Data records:
[START]

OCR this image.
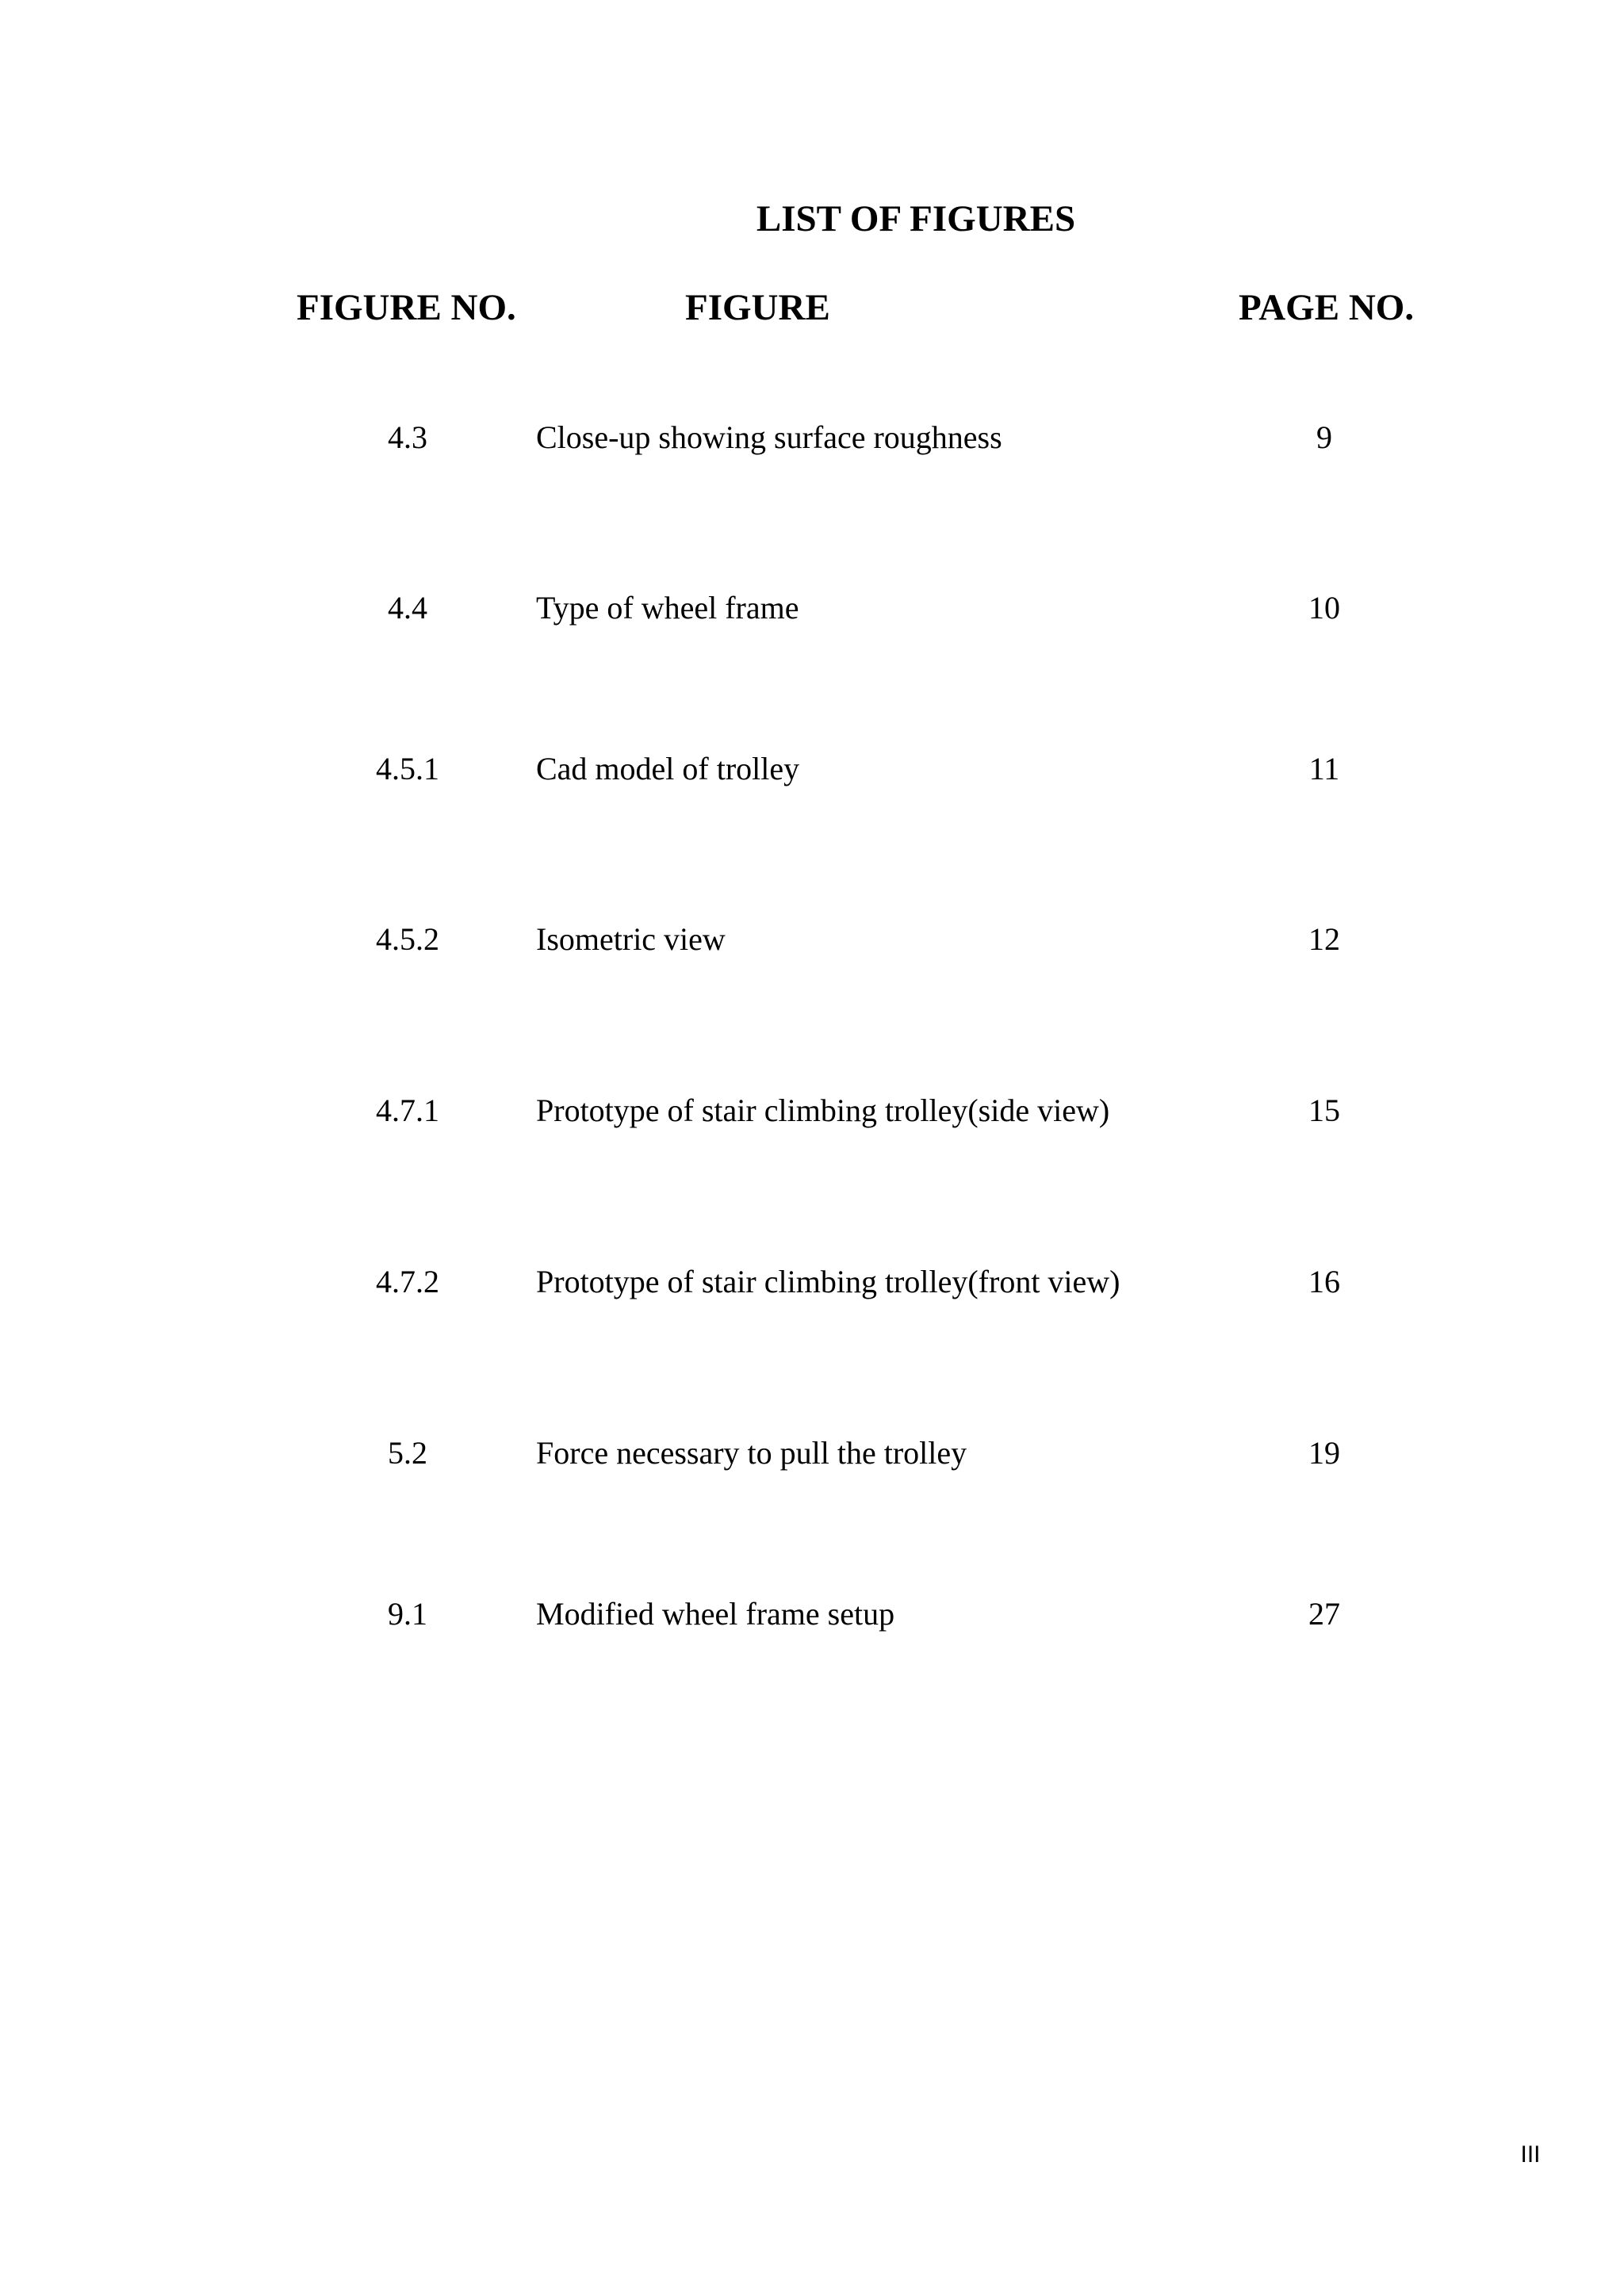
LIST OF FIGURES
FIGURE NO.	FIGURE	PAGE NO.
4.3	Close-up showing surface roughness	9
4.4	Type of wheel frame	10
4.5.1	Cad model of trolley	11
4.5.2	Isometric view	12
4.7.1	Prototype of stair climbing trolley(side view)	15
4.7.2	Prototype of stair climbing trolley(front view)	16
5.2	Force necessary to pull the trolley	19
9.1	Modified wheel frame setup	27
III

[END]
[START]

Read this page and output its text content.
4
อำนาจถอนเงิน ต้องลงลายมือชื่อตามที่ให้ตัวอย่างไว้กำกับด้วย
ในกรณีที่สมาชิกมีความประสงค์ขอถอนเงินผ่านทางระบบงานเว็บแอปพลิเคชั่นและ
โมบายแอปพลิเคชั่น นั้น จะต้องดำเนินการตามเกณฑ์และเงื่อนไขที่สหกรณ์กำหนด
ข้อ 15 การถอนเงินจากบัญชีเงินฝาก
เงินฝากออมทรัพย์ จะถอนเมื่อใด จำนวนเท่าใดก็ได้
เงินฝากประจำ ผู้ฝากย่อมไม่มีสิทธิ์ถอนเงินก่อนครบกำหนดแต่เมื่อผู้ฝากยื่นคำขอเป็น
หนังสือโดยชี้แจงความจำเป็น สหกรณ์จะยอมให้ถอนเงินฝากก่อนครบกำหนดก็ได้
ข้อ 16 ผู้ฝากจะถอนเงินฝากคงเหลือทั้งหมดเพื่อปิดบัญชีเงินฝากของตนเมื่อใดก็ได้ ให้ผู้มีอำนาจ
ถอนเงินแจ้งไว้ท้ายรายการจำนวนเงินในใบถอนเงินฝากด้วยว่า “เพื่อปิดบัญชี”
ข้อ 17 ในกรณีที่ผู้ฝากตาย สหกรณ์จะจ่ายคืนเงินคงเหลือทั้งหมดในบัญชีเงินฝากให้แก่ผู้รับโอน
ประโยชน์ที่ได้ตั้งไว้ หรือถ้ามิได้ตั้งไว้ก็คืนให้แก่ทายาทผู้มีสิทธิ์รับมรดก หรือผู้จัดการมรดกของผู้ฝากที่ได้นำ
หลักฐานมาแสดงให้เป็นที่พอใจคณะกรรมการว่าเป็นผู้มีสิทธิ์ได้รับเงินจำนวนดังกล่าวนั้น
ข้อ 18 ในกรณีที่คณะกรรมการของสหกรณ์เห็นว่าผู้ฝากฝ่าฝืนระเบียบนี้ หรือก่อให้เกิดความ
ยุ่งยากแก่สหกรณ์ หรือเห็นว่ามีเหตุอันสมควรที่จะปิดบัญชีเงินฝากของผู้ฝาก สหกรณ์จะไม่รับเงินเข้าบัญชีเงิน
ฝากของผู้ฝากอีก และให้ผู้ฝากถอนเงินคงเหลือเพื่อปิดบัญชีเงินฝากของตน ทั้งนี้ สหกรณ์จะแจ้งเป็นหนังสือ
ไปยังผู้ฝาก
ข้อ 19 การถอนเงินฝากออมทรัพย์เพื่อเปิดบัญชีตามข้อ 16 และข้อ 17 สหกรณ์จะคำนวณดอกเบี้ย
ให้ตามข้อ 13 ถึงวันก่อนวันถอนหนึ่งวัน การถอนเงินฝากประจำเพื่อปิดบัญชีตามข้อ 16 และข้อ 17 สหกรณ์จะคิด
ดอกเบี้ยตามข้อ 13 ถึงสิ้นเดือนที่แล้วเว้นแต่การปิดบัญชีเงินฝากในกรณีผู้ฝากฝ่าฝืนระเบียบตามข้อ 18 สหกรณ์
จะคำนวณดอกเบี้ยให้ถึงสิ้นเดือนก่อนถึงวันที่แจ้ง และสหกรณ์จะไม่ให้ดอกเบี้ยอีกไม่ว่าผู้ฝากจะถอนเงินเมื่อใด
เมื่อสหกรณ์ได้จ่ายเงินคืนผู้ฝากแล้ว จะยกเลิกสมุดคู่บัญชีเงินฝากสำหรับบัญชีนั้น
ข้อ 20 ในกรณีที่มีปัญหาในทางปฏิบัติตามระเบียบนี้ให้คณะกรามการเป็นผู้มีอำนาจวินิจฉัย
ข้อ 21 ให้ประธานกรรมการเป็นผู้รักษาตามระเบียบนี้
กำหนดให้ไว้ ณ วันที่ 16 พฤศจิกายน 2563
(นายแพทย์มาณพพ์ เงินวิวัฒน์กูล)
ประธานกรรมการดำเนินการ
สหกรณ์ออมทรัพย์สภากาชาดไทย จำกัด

[END]
[START]

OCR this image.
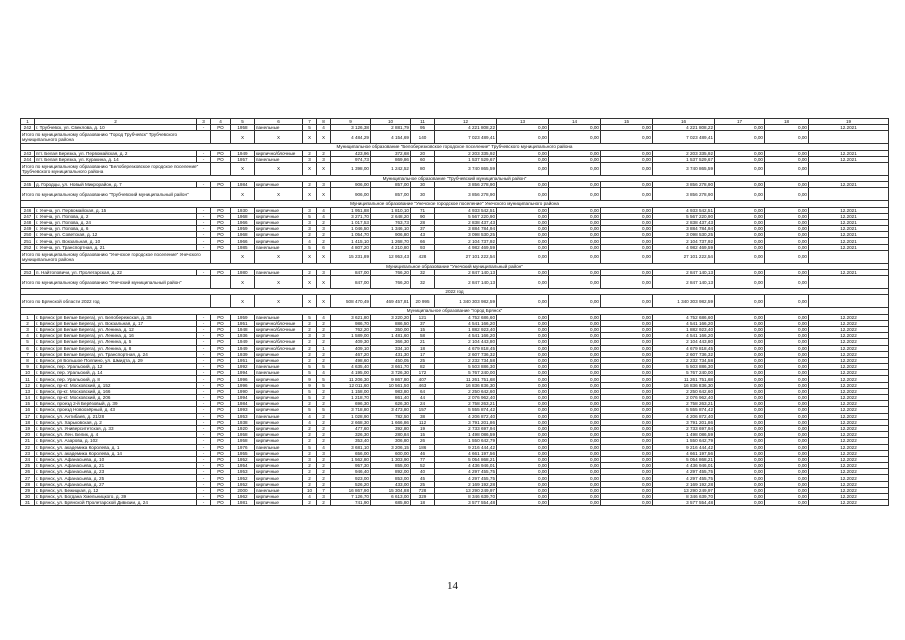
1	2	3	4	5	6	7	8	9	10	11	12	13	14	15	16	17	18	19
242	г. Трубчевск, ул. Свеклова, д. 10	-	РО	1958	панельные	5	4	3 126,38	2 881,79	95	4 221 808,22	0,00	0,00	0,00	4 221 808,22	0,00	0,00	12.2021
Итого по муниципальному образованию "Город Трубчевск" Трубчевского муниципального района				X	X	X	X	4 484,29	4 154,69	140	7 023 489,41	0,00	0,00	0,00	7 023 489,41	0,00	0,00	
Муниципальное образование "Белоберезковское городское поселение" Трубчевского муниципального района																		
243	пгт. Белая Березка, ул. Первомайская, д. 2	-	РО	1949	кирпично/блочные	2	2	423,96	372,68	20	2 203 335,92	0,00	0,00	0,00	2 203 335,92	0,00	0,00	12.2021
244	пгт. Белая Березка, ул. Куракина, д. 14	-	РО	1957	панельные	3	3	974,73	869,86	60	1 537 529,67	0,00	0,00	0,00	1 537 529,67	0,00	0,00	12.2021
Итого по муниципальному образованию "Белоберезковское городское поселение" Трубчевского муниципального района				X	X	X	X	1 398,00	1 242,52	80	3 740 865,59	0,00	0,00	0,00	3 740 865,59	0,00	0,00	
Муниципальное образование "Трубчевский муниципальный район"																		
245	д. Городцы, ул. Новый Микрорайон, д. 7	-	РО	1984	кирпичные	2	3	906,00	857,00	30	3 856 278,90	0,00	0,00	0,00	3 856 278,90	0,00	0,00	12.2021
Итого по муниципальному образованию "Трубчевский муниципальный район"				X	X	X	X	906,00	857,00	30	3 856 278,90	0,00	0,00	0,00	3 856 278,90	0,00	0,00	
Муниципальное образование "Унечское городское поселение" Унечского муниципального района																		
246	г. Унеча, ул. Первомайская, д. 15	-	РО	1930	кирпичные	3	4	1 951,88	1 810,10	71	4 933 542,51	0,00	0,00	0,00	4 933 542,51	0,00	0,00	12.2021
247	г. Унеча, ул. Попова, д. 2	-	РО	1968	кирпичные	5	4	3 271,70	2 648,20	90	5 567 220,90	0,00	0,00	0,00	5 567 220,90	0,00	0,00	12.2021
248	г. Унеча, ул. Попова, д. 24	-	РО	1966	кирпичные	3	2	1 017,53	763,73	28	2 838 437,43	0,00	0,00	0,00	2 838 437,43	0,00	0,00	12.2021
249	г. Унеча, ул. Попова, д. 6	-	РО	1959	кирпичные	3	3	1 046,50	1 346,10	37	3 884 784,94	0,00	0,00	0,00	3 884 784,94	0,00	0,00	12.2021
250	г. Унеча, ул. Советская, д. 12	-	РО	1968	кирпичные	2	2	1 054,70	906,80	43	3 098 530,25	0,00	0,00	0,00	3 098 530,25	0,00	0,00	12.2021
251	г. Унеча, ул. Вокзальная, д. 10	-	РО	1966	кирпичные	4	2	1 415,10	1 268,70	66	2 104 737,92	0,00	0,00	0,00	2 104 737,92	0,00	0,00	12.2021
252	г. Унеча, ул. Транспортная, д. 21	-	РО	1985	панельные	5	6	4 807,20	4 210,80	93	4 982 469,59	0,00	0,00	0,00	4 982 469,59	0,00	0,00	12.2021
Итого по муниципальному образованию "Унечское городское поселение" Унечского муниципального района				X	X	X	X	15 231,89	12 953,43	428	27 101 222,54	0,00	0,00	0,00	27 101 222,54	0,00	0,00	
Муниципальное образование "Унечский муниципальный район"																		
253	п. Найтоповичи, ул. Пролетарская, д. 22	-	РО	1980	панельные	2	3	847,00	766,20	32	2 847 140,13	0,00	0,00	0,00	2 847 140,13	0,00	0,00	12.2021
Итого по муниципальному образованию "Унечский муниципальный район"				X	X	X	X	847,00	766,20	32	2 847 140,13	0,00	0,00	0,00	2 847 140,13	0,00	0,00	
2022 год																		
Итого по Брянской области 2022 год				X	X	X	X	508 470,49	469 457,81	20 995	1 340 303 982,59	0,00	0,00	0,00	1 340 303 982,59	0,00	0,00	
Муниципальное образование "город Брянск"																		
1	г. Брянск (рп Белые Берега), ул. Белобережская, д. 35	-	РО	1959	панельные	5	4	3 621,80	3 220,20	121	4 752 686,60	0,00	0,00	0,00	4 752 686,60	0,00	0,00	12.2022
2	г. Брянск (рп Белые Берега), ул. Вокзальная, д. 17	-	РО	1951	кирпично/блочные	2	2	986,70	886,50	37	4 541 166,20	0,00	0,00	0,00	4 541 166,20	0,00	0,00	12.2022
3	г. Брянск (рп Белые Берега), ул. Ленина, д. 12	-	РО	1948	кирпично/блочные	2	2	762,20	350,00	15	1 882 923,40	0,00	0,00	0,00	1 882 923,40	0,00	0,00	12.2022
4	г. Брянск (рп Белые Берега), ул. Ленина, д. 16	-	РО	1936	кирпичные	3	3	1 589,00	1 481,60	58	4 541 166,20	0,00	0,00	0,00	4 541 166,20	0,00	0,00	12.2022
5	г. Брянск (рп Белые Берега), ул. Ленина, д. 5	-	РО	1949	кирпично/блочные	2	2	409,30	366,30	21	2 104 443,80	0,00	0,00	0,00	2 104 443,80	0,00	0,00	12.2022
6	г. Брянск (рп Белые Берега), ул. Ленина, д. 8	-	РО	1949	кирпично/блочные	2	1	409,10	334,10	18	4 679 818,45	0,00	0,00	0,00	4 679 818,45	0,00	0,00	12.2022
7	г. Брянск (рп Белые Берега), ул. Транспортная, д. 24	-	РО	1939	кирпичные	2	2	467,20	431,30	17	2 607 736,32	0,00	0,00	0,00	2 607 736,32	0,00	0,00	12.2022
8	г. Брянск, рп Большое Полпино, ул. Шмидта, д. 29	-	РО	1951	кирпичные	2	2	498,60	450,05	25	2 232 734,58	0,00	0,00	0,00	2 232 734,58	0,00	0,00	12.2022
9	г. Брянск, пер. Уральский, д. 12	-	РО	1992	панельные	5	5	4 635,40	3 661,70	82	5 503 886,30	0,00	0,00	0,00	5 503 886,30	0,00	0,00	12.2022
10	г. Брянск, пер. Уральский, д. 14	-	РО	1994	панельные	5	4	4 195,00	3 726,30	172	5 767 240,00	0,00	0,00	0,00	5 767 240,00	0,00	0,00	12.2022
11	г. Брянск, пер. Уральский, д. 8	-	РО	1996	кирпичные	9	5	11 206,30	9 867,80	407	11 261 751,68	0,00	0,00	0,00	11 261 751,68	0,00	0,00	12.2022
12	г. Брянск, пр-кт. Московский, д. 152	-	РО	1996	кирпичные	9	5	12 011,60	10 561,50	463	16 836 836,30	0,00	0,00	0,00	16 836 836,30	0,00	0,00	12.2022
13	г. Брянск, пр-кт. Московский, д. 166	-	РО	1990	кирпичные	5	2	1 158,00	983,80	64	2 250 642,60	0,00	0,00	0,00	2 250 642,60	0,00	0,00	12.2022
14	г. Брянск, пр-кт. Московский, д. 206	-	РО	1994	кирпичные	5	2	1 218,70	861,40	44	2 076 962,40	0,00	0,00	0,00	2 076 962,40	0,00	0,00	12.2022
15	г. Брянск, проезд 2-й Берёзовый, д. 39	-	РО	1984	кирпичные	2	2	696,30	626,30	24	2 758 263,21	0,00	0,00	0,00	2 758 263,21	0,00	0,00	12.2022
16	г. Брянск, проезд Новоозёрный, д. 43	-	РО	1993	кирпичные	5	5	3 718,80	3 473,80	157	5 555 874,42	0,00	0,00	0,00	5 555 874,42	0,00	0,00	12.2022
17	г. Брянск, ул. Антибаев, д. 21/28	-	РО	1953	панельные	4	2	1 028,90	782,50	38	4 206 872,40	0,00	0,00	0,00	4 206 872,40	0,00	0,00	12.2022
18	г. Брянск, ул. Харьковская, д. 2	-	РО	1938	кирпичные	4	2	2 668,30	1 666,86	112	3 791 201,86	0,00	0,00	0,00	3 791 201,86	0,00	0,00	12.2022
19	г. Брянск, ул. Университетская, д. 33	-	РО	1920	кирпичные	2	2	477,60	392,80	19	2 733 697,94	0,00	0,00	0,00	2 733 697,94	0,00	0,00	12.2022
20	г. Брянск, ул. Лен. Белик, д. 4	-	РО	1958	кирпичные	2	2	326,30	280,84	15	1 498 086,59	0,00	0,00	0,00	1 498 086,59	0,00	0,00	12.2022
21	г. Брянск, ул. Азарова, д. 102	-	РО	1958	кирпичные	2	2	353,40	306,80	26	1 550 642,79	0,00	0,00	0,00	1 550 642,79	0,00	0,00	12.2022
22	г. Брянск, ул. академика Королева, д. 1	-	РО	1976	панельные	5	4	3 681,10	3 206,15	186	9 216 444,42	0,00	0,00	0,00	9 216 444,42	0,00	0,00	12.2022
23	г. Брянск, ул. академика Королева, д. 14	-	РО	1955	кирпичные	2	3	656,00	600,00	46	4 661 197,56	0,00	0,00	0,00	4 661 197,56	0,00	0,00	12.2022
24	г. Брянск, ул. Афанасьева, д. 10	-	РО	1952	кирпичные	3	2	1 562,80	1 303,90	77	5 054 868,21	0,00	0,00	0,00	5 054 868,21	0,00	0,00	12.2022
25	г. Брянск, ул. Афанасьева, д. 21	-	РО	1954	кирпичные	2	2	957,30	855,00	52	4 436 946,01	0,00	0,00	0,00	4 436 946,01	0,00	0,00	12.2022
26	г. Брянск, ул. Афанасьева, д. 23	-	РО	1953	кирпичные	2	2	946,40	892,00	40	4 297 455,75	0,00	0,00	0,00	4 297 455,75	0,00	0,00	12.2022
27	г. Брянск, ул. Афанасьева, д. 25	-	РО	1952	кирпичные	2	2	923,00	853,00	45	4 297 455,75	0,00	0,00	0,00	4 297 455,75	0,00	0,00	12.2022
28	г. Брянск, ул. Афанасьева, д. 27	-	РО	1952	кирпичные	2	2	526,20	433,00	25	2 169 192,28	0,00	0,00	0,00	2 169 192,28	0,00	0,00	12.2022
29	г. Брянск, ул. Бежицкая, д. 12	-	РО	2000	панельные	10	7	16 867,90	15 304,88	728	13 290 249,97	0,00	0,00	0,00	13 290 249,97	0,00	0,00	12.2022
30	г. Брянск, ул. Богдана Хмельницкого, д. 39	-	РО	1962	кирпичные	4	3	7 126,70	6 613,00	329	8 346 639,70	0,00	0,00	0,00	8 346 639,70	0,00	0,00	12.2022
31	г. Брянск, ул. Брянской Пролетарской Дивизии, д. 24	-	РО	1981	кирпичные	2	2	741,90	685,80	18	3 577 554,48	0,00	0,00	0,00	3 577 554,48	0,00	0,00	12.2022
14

[END]

Copy all lines of the material above where the string "Первомайская" occurs.

TASK ANSWER =
243	пгт. Белая Березка, ул. Первомайская, д. 2	-	РО	1949	кирпично/блочные	2	2	423,96	372,68	20	2 203 335,92	0,00	0,00	0,00	2 203 335,92	0,00	0,00	12.2021
246	г. Унеча, ул. Первомайская, д. 15	-	РО	1930	кирпичные	3	4	1 951,88	1 810,10	71	4 933 542,51	0,00	0,00	0,00	4 933 542,51	0,00	0,00	12.2021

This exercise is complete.